## STATED GOAL
For each line that holds "этажа", copy the line out.

## Begin STORED RECORDS

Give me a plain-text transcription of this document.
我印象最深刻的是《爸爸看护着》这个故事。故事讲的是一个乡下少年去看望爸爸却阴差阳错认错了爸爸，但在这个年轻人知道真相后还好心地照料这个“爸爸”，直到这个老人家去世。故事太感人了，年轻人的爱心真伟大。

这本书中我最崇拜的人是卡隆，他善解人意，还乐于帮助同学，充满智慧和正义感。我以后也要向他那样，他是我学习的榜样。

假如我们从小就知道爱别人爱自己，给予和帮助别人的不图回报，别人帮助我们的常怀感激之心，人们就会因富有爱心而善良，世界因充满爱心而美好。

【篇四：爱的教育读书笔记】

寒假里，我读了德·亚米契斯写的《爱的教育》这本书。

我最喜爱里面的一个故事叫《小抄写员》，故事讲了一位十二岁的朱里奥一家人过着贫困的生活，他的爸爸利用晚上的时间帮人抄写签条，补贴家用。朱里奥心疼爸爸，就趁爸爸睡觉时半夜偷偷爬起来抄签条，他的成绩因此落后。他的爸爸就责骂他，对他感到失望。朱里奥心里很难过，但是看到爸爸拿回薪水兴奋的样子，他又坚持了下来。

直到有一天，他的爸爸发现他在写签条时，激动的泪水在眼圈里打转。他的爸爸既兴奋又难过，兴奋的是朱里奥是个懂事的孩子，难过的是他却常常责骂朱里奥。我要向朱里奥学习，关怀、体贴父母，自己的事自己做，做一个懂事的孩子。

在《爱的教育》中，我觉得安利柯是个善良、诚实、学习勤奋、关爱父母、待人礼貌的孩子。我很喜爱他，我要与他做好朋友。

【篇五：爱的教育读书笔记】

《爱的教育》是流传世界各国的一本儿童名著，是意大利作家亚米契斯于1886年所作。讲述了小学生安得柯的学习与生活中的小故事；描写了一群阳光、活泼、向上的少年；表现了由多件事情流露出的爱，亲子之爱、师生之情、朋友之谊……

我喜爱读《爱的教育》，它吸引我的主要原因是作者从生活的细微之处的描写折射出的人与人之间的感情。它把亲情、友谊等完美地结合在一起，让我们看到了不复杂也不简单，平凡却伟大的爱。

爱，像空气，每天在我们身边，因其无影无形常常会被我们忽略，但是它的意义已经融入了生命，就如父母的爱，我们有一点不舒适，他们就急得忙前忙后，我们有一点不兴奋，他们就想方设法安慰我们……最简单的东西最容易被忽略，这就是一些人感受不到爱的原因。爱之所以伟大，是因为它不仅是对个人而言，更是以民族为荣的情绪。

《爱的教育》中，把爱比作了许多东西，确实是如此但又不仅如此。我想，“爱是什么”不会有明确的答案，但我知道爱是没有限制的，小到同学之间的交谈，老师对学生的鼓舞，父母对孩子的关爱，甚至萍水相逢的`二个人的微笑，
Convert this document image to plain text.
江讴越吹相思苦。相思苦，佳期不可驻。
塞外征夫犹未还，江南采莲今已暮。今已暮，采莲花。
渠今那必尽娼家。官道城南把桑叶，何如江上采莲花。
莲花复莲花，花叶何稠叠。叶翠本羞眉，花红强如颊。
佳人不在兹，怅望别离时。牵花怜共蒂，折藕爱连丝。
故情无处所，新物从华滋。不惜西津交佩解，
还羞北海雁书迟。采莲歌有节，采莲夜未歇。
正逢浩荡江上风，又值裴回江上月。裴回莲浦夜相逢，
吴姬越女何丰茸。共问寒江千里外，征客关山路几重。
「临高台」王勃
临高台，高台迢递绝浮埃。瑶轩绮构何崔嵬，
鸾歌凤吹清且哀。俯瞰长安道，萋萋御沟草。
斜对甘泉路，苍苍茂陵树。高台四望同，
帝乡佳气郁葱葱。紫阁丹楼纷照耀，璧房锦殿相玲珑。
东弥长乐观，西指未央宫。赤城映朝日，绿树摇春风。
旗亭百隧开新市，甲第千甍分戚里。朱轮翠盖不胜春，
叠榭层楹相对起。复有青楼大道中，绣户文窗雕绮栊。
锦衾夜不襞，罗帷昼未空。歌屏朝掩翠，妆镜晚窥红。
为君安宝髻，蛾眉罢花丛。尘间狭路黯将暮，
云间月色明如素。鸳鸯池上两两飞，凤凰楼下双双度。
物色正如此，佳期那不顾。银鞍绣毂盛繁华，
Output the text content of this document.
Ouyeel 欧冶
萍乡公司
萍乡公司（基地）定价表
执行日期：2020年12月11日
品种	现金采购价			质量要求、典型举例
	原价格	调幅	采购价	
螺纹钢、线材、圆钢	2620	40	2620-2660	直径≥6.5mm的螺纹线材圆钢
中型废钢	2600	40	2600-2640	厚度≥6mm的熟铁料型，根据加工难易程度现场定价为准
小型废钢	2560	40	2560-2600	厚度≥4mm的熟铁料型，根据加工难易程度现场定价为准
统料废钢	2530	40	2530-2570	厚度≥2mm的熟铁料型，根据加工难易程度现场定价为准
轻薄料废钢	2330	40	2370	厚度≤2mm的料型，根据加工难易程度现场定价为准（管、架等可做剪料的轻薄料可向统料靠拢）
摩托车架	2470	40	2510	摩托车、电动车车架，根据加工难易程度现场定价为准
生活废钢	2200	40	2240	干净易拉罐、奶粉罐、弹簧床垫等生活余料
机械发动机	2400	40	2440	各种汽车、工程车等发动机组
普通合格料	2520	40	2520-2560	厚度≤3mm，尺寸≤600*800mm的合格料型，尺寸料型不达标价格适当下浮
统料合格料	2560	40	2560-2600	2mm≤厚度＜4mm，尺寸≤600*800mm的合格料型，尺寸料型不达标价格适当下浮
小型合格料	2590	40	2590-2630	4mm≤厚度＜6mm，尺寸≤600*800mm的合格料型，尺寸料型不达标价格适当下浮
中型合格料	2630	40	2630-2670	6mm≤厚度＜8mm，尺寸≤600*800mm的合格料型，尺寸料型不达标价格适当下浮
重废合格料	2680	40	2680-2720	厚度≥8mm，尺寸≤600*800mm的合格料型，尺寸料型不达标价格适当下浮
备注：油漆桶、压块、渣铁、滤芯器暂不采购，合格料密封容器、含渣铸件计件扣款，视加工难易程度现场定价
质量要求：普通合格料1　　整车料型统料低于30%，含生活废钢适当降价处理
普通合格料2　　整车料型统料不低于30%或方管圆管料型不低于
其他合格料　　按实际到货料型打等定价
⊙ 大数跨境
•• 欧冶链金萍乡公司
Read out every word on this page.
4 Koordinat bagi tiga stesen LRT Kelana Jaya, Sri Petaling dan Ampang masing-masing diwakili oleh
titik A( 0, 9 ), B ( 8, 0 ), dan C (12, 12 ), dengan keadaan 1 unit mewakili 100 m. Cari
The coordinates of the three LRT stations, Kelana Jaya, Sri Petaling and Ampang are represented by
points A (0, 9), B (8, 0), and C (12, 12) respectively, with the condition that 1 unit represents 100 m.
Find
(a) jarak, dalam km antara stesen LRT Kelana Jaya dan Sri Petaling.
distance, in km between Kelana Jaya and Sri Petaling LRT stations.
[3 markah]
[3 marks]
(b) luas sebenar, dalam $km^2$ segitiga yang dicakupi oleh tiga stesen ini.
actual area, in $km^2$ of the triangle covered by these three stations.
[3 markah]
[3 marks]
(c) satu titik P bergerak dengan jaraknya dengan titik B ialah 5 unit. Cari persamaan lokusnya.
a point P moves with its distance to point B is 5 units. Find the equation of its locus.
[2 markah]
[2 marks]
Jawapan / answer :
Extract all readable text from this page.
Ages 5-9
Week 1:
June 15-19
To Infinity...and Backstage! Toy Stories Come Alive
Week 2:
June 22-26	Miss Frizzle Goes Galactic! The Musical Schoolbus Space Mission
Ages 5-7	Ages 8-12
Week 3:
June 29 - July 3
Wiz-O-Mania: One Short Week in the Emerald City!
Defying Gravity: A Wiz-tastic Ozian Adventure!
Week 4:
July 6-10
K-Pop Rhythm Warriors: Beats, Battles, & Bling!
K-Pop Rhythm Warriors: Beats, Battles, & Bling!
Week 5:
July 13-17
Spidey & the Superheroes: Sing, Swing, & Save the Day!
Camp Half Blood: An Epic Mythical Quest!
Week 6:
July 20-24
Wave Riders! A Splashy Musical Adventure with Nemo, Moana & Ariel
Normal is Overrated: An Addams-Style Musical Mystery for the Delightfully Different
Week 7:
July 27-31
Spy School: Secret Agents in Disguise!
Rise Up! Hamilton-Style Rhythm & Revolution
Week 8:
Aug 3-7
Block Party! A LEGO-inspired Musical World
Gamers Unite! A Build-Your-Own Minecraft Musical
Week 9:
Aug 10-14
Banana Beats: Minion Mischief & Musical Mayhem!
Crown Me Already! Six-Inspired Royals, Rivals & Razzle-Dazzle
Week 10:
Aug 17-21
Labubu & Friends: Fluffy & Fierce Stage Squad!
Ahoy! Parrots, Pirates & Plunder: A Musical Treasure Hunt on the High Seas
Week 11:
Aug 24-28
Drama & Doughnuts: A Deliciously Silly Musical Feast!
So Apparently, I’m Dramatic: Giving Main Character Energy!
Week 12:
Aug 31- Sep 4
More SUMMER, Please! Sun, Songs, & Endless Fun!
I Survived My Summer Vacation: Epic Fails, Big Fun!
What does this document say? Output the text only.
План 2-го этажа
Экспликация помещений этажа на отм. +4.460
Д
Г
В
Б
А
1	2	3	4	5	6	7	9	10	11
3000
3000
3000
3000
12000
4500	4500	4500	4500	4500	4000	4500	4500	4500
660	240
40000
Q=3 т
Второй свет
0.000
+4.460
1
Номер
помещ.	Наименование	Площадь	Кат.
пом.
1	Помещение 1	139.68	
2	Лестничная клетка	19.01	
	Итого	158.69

## End STORED RECORDS

## SOLUTION FOR THIS PROBLEM
План 2-го этажа
Экспликация помещений этажа на отм. +4.460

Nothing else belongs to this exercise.